Records from a data source
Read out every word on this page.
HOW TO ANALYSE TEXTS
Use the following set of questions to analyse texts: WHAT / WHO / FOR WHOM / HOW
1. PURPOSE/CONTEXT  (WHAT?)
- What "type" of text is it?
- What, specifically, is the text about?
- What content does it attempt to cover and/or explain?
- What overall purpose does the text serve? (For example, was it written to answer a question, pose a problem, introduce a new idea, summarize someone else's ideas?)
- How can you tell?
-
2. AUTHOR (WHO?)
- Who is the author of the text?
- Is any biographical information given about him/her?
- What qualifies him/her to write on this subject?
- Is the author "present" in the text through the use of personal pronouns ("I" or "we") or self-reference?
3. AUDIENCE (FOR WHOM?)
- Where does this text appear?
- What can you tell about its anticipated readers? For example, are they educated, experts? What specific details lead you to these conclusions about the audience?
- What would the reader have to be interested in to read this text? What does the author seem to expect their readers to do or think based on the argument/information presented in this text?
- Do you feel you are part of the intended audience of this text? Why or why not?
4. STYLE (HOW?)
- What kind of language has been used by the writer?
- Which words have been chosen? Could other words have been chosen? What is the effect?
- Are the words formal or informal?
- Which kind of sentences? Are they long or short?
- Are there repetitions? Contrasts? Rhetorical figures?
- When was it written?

→ WORK REQUIRED:
Copy all lines from the listing that contain "have".

→ EXERCISE RESPONSE:
- What would the reader have to be interested in to read this text? What does the author seem to expect their readers to do or think based on the argument/information presented in this text?
- Which words have been chosen? Could other words have been chosen? What is the effect?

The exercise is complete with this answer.